AIM: Reproduce the listing that follows with no differences at all.
• • • • •
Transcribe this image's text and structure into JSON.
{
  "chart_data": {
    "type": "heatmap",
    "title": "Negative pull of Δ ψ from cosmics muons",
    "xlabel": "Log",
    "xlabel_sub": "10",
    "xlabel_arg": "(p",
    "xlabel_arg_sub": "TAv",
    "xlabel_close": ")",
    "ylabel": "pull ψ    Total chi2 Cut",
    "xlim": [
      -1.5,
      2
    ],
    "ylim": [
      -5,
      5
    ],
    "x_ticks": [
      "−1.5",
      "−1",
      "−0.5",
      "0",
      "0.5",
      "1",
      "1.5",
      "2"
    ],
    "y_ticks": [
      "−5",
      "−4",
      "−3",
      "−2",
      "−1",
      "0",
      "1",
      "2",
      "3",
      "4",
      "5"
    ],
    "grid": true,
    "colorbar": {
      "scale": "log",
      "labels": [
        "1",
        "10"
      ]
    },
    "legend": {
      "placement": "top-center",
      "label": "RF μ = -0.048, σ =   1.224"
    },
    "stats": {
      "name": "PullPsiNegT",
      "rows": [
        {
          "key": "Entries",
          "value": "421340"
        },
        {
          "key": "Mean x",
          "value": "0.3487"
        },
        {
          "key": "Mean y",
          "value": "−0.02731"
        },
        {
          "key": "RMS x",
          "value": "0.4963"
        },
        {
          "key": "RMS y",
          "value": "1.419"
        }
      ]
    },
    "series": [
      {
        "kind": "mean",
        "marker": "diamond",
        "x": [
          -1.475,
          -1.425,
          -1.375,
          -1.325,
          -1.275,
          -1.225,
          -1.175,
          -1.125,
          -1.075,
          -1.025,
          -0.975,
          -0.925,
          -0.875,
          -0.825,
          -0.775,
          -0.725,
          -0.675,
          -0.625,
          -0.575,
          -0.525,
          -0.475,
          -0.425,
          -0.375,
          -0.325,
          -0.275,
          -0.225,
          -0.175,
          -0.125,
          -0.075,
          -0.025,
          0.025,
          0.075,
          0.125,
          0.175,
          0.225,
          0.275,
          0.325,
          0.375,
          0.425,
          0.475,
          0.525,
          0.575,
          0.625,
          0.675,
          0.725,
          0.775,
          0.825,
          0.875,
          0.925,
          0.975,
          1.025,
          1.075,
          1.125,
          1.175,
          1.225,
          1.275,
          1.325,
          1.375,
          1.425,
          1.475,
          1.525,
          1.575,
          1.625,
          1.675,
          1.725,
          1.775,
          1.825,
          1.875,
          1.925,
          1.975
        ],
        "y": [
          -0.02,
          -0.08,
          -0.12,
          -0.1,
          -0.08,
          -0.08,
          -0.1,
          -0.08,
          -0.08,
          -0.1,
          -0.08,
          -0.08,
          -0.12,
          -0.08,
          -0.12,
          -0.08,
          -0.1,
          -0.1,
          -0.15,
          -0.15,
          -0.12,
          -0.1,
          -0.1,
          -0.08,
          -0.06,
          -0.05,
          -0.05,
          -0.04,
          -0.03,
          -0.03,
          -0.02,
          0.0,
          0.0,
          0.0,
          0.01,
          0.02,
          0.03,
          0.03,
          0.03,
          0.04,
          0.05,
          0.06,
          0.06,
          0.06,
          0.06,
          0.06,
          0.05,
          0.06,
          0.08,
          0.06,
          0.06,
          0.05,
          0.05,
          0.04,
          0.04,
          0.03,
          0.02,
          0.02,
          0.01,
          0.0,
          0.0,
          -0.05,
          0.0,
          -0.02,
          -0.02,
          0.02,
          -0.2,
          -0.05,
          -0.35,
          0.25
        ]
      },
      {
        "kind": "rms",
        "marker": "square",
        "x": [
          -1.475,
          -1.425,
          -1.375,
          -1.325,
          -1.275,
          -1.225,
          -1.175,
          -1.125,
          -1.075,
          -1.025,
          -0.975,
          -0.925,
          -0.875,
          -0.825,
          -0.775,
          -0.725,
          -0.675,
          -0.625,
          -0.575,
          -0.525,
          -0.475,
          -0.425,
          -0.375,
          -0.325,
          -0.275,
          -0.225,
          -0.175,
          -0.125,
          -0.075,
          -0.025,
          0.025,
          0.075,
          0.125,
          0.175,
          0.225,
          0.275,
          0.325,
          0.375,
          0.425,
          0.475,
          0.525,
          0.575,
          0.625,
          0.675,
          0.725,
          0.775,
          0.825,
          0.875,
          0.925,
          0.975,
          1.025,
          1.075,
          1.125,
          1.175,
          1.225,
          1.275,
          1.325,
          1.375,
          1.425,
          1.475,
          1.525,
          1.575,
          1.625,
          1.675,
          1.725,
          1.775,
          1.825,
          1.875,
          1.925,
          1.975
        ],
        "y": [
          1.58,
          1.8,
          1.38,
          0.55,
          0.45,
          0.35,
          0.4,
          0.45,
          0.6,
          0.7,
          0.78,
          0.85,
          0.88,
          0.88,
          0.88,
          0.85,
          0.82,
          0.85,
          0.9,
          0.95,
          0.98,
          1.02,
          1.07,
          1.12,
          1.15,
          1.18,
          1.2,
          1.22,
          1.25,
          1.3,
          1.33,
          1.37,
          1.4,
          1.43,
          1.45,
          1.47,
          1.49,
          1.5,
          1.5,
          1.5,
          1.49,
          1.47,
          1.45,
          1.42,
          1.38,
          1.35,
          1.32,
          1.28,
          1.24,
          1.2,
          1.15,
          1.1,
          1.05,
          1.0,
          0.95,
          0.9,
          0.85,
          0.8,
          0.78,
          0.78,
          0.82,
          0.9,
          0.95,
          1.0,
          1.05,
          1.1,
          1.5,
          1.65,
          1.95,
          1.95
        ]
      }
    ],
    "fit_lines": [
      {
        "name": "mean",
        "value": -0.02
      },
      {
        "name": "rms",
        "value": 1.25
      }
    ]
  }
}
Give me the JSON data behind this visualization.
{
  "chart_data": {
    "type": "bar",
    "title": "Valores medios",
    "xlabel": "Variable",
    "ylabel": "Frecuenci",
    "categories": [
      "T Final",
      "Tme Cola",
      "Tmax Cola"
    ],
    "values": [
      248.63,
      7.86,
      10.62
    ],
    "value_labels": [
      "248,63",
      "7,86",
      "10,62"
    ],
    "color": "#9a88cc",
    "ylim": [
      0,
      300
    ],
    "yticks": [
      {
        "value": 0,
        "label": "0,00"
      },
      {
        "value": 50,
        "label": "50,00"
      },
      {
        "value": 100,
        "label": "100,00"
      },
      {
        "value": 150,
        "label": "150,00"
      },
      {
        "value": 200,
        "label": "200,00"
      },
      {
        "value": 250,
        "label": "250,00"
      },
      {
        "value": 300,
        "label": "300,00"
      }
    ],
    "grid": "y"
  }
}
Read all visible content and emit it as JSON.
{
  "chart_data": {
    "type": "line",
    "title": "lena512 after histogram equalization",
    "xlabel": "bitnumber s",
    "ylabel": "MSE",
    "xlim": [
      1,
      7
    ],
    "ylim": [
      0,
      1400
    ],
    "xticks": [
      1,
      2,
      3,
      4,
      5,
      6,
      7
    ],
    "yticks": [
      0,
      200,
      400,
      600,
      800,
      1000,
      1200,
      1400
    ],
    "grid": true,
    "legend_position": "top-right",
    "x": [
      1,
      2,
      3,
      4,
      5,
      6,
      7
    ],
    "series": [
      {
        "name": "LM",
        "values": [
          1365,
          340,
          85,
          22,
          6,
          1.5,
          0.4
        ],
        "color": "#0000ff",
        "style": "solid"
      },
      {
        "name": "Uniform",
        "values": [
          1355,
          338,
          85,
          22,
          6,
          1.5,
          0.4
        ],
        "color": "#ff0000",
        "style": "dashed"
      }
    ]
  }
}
• • • • •
ANSWER TO THE TASK:
Transcribe this image's text and structure into JSON.
{
  "chart_data": {
    "type": "heatmap",
    "title": "Negative pull of Δ ψ from cosmics muons",
    "xlabel": "Log",
    "xlabel_sub": "10",
    "xlabel_arg": "(p",
    "xlabel_arg_sub": "TAv",
    "xlabel_close": ")",
    "ylabel": "pull ψ    Total chi2 Cut",
    "xlim": [
      -1.5,
      2
    ],
    "ylim": [
      -5,
      5
    ],
    "x_ticks": [
      "−1.5",
      "−1",
      "−0.5",
      "0",
      "0.5",
      "1",
      "1.5",
      "2"
    ],
    "y_ticks": [
      "−5",
      "−4",
      "−3",
      "−2",
      "−1",
      "0",
      "1",
      "2",
      "3",
      "4",
      "5"
    ],
    "grid": true,
    "colorbar": {
      "scale": "log",
      "labels": [
        "1",
        "10"
      ]
    },
    "legend": {
      "placement": "top-center",
      "label": "RF μ = -0.048, σ =   1.224"
    },
    "stats": {
      "name": "PullPsiNegT",
      "rows": [
        {
          "key": "Entries",
          "value": "421340"
        },
        {
          "key": "Mean x",
          "value": "0.3487"
        },
        {
          "key": "Mean y",
          "value": "−0.02731"
        },
        {
          "key": "RMS x",
          "value": "0.4963"
        },
        {
          "key": "RMS y",
          "value": "1.419"
        }
      ]
    },
    "series": [
      {
        "kind": "mean",
        "marker": "diamond",
        "x": [
          -1.475,
          -1.425,
          -1.375,
          -1.325,
          -1.275,
          -1.225,
          -1.175,
          -1.125,
          -1.075,
          -1.025,
          -0.975,
          -0.925,
          -0.875,
          -0.825,
          -0.775,
          -0.725,
          -0.675,
          -0.625,
          -0.575,
          -0.525,
          -0.475,
          -0.425,
          -0.375,
          -0.325,
          -0.275,
          -0.225,
          -0.175,
          -0.125,
          -0.075,
          -0.025,
          0.025,
          0.075,
          0.125,
          0.175,
          0.225,
          0.275,
          0.325,
          0.375,
          0.425,
          0.475,
          0.525,
          0.575,
          0.625,
          0.675,
          0.725,
          0.775,
          0.825,
          0.875,
          0.925,
          0.975,
          1.025,
          1.075,
          1.125,
          1.175,
          1.225,
          1.275,
          1.325,
          1.375,
          1.425,
          1.475,
          1.525,
          1.575,
          1.625,
          1.675,
          1.725,
          1.775,
          1.825,
          1.875,
          1.925,
          1.975
        ],
        "y": [
          -0.02,
          -0.08,
          -0.12,
          -0.1,
          -0.08,
          -0.08,
          -0.1,
          -0.08,
          -0.08,
          -0.1,
          -0.08,
          -0.08,
          -0.12,
          -0.08,
          -0.12,
          -0.08,
          -0.1,
          -0.1,
          -0.15,
          -0.15,
          -0.12,
          -0.1,
          -0.1,
          -0.08,
          -0.06,
          -0.05,
          -0.05,
          -0.04,
          -0.03,
          -0.03,
          -0.02,
          0.0,
          0.0,
          0.0,
          0.01,
          0.02,
          0.03,
          0.03,
          0.03,
          0.04,
          0.05,
          0.06,
          0.06,
          0.06,
          0.06,
          0.06,
          0.05,
          0.06,
          0.08,
          0.06,
          0.06,
          0.05,
          0.05,
          0.04,
          0.04,
          0.03,
          0.02,
          0.02,
          0.01,
          0.0,
          0.0,
          -0.05,
          0.0,
          -0.02,
          -0.02,
          0.02,
          -0.2,
          -0.05,
          -0.35,
          0.25
        ]
      },
      {
        "kind": "rms",
        "marker": "square",
        "x": [
          -1.475,
          -1.425,
          -1.375,
          -1.325,
          -1.275,
          -1.225,
          -1.175,
          -1.125,
          -1.075,
          -1.025,
          -0.975,
          -0.925,
          -0.875,
          -0.825,
          -0.775,
          -0.725,
          -0.675,
          -0.625,
          -0.575,
          -0.525,
          -0.475,
          -0.425,
          -0.375,
          -0.325,
          -0.275,
          -0.225,
          -0.175,
          -0.125,
          -0.075,
          -0.025,
          0.025,
          0.075,
          0.125,
          0.175,
          0.225,
          0.275,
          0.325,
          0.375,
          0.425,
          0.475,
          0.525,
          0.575,
          0.625,
          0.675,
          0.725,
          0.775,
          0.825,
          0.875,
          0.925,
          0.975,
          1.025,
          1.075,
          1.125,
          1.175,
          1.225,
          1.275,
          1.325,
          1.375,
          1.425,
          1.475,
          1.525,
          1.575,
          1.625,
          1.675,
          1.725,
          1.775,
          1.825,
          1.875,
          1.925,
          1.975
        ],
        "y": [
          1.58,
          1.8,
          1.38,
          0.55,
          0.45,
          0.35,
          0.4,
          0.45,
          0.6,
          0.7,
          0.78,
          0.85,
          0.88,
          0.88,
          0.88,
          0.85,
          0.82,
          0.85,
          0.9,
          0.95,
          0.98,
          1.02,
          1.07,
          1.12,
          1.15,
          1.18,
          1.2,
          1.22,
          1.25,
          1.3,
          1.33,
          1.37,
          1.4,
          1.43,
          1.45,
          1.47,
          1.49,
          1.5,
          1.5,
          1.5,
          1.49,
          1.47,
          1.45,
          1.42,
          1.38,
          1.35,
          1.32,
          1.28,
          1.24,
          1.2,
          1.15,
          1.1,
          1.05,
          1.0,
          0.95,
          0.9,
          0.85,
          0.8,
          0.78,
          0.78,
          0.82,
          0.9,
          0.95,
          1.0,
          1.05,
          1.1,
          1.5,
          1.65,
          1.95,
          1.95
        ]
      }
    ],
    "fit_lines": [
      {
        "name": "mean",
        "value": -0.02
      },
      {
        "name": "rms",
        "value": 1.25
      }
    ]
  }
}
Give me the JSON data behind this visualization.
{
  "chart_data": {
    "type": "bar",
    "title": "Valores medios",
    "xlabel": "Variable",
    "ylabel": "Frecuenci",
    "categories": [
      "T Final",
      "Tme Cola",
      "Tmax Cola"
    ],
    "values": [
      248.63,
      7.86,
      10.62
    ],
    "value_labels": [
      "248,63",
      "7,86",
      "10,62"
    ],
    "color": "#9a88cc",
    "ylim": [
      0,
      300
    ],
    "yticks": [
      {
        "value": 0,
        "label": "0,00"
      },
      {
        "value": 50,
        "label": "50,00"
      },
      {
        "value": 100,
        "label": "100,00"
      },
      {
        "value": 150,
        "label": "150,00"
      },
      {
        "value": 200,
        "label": "200,00"
      },
      {
        "value": 250,
        "label": "250,00"
      },
      {
        "value": 300,
        "label": "300,00"
      }
    ],
    "grid": "y"
  }
}
Read all visible content and emit it as JSON.
{
  "chart_data": {
    "type": "line",
    "title": "lena512 after histogram equalization",
    "xlabel": "bitnumber s",
    "ylabel": "MSE",
    "xlim": [
      1,
      7
    ],
    "ylim": [
      0,
      1400
    ],
    "xticks": [
      1,
      2,
      3,
      4,
      5,
      6,
      7
    ],
    "yticks": [
      0,
      200,
      400,
      600,
      800,
      1000,
      1200,
      1400
    ],
    "grid": true,
    "legend_position": "top-right",
    "x": [
      1,
      2,
      3,
      4,
      5,
      6,
      7
    ],
    "series": [
      {
        "name": "LM",
        "values": [
          1365,
          340,
          85,
          22,
          6,
          1.5,
          0.4
        ],
        "color": "#0000ff",
        "style": "solid"
      },
      {
        "name": "Uniform",
        "values": [
          1355,
          338,
          85,
          22,
          6,
          1.5,
          0.4
        ],
        "color": "#ff0000",
        "style": "dashed"
      }
    ]
  }
}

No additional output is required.